** What is needed **
In the data that follows, count the lines in which the word "abril" occurs, and report that figure alone.

#### Task input ####

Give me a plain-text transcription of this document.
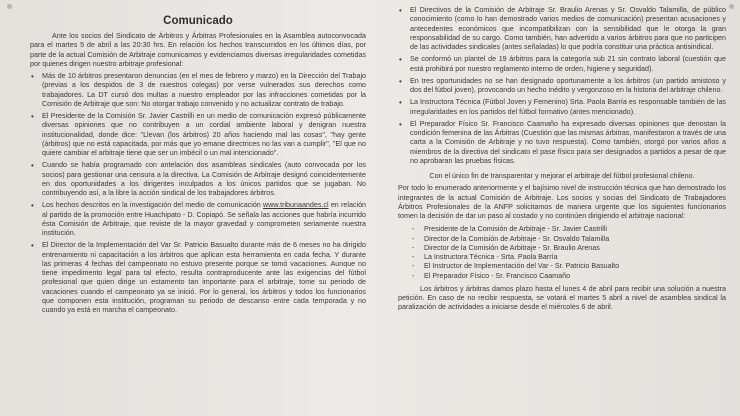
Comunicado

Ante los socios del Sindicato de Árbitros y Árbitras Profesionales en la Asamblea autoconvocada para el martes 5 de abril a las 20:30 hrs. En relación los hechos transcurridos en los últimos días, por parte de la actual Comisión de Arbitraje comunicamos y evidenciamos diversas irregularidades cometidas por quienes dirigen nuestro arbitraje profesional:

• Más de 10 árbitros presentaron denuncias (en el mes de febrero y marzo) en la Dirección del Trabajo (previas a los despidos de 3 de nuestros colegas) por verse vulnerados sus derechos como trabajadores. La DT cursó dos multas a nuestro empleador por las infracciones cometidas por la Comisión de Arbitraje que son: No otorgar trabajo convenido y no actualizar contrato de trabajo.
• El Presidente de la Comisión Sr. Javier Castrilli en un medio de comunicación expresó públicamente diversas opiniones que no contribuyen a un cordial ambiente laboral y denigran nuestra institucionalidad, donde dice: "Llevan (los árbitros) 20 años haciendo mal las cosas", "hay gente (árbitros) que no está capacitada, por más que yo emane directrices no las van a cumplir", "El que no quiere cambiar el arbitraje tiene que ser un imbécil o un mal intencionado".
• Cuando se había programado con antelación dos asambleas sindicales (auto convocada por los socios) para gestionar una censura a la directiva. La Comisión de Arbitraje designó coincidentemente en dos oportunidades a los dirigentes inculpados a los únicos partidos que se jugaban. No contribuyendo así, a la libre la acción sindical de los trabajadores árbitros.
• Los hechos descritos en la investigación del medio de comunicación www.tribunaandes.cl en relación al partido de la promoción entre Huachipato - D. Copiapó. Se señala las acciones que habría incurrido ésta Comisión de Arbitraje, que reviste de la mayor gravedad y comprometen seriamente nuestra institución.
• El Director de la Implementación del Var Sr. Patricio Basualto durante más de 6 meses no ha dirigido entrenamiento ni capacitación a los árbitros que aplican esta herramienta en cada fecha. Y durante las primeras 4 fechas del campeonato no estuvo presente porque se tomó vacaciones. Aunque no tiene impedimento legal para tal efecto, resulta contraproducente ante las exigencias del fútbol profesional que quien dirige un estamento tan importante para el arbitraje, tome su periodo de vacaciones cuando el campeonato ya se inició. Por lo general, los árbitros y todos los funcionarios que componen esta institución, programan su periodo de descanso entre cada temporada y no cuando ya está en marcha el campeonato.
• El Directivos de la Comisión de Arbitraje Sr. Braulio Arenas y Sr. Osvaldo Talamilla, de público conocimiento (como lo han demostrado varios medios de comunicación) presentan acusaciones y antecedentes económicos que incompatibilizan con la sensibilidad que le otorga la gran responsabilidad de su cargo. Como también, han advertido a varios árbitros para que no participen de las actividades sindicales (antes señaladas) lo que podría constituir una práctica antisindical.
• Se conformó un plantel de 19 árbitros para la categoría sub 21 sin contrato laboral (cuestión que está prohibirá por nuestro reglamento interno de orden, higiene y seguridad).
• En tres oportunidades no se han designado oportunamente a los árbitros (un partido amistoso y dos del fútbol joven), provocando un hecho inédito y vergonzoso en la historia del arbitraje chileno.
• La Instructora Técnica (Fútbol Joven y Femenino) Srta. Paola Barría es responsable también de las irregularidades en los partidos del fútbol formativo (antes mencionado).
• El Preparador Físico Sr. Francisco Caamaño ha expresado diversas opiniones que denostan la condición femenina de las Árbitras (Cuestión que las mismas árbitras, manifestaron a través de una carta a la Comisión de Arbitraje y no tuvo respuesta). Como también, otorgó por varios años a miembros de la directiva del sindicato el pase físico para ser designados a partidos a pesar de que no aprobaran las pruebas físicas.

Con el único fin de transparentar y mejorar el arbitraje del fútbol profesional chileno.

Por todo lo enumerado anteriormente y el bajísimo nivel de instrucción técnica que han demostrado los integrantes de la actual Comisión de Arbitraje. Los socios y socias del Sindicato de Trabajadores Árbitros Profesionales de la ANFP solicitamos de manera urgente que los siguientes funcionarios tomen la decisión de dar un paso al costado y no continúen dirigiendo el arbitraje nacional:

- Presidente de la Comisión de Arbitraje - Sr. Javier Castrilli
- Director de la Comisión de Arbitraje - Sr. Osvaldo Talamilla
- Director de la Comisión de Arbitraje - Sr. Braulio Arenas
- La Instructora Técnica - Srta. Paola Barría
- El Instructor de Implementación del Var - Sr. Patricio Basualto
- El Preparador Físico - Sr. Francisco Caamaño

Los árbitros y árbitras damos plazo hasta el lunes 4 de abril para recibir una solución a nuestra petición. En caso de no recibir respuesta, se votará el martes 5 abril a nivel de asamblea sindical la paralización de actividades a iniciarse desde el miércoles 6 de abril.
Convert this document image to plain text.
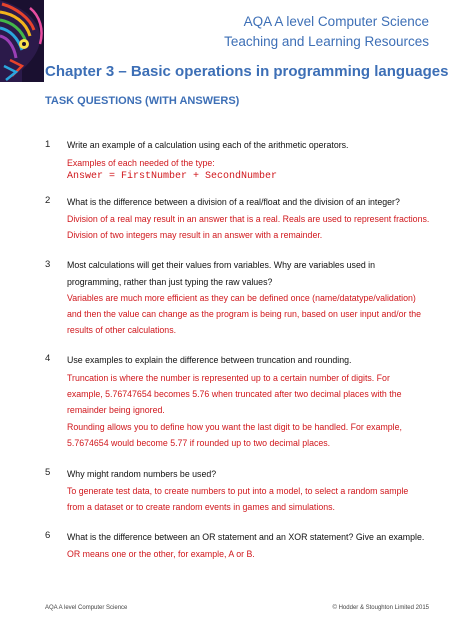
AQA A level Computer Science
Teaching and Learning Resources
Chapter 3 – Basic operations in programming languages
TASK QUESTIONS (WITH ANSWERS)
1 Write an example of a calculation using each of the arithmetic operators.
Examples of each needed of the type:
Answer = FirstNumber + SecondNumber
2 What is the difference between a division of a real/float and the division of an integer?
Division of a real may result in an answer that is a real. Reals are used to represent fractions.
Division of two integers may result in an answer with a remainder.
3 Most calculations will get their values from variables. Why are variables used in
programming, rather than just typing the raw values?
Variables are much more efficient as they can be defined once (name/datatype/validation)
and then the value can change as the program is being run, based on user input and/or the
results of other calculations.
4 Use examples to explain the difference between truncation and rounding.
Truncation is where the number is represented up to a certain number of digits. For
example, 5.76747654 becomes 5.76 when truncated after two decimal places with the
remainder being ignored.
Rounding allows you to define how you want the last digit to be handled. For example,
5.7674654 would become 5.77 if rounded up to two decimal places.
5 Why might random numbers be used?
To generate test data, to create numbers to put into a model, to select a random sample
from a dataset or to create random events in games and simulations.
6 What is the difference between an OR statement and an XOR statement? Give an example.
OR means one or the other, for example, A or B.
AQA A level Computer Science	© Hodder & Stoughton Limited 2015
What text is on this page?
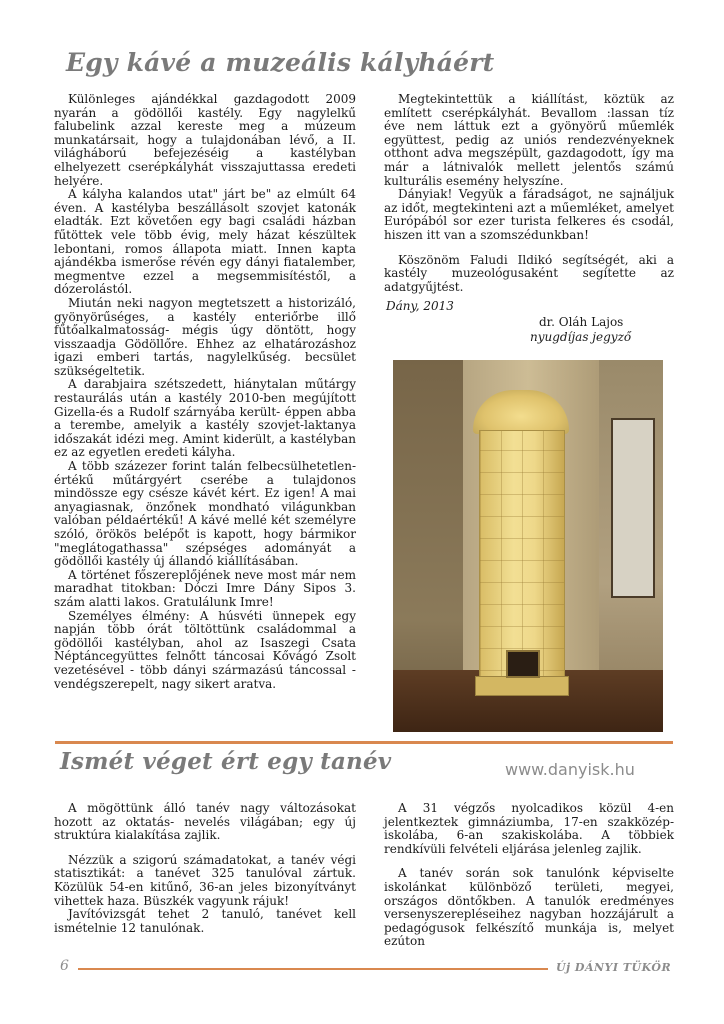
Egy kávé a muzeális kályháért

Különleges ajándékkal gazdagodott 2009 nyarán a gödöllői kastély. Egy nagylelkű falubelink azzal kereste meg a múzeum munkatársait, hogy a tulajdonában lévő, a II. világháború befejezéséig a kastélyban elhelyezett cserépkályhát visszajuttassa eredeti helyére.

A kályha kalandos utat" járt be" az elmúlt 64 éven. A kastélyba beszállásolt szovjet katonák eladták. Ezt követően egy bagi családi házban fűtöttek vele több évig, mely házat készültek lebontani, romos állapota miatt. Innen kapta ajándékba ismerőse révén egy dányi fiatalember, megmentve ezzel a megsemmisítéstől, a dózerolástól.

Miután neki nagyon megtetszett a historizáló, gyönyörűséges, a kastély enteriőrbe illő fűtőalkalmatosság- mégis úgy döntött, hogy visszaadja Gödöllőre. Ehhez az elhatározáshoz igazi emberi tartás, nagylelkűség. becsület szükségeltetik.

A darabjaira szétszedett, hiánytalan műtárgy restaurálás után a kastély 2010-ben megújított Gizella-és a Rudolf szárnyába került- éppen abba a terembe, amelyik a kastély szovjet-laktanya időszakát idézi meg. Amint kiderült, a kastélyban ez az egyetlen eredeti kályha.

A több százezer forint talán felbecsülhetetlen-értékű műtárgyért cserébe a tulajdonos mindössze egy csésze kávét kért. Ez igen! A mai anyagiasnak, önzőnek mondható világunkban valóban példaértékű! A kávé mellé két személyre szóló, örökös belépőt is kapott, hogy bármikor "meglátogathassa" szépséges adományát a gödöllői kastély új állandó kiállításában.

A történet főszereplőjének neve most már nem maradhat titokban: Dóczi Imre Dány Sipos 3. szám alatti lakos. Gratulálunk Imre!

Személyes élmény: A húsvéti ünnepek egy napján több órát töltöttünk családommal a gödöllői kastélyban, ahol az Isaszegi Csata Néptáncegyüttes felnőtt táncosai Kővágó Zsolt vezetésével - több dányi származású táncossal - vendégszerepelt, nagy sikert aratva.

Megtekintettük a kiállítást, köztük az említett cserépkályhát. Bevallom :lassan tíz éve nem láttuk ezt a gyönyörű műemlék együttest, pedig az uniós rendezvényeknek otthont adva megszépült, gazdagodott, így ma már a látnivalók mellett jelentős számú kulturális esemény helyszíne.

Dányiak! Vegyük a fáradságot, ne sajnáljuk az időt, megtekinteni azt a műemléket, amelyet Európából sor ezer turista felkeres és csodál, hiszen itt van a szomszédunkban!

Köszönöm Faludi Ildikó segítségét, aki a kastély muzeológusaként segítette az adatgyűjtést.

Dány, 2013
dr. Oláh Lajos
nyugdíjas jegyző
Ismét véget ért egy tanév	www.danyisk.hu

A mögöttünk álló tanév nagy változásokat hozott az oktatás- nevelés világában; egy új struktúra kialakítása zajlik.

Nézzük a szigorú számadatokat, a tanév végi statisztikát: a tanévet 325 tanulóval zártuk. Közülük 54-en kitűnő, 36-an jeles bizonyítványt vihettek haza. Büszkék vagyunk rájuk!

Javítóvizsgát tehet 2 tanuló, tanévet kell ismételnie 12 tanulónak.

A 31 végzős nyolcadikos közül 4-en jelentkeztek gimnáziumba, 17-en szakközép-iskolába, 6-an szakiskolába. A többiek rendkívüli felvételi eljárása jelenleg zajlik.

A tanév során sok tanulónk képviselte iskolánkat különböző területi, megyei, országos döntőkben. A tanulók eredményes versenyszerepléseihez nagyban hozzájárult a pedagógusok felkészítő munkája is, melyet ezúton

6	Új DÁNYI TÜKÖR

####

** Answer **
2